Extracted data entries:

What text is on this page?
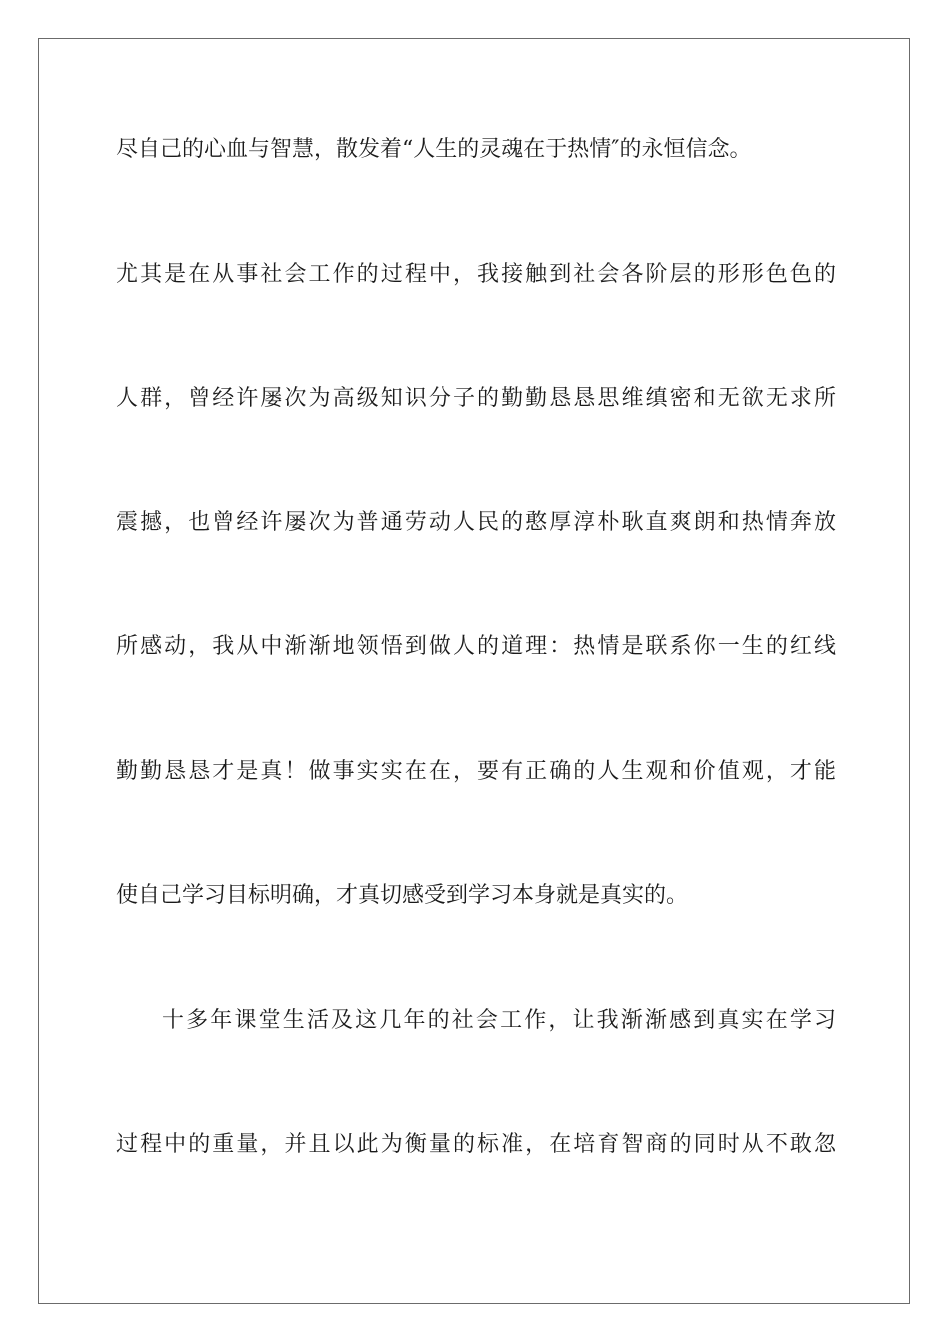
尽自己的心血与智慧，散发着“人生的灵魂在于热情″的永恒信念。
尤其是在从事社会工作的过程中，我接触到社会各阶层的形形色色的
人群，曾经许屡次为高级知识分子的勤勤恳恳思维缜密和无欲无求所
震撼，也曾经许屡次为普通劳动人民的憨厚淳朴耿直爽朗和热情奔放
所感动，我从中渐渐地领悟到做人的道理：热情是联系你一生的红线
勤勤恳恳才是真！做事实实在在，要有正确的人生观和价值观，才能
使自己学习目标明确，才真切感受到学习本身就是真实的。
十多年课堂生活及这几年的社会工作，让我渐渐感到真实在学习
过程中的重量，并且以此为衡量的标准，在培育智商的同时从不敢忽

WRITTEN EXERCISE:
Without including any pictures, reproduce the listing exactly.

FULL OUTPUT:
What text is on this page?
尽自己的心血与智慧，散发着“人生的灵魂在于热情″的永恒信念。
尤其是在从事社会工作的过程中，我接触到社会各阶层的形形色色的
人群，曾经许屡次为高级知识分子的勤勤恳恳思维缜密和无欲无求所
震撼，也曾经许屡次为普通劳动人民的憨厚淳朴耿直爽朗和热情奔放
所感动，我从中渐渐地领悟到做人的道理：热情是联系你一生的红线
勤勤恳恳才是真！做事实实在在，要有正确的人生观和价值观，才能
使自己学习目标明确，才真切感受到学习本身就是真实的。
十多年课堂生活及这几年的社会工作，让我渐渐感到真实在学习
过程中的重量，并且以此为衡量的标准，在培育智商的同时从不敢忽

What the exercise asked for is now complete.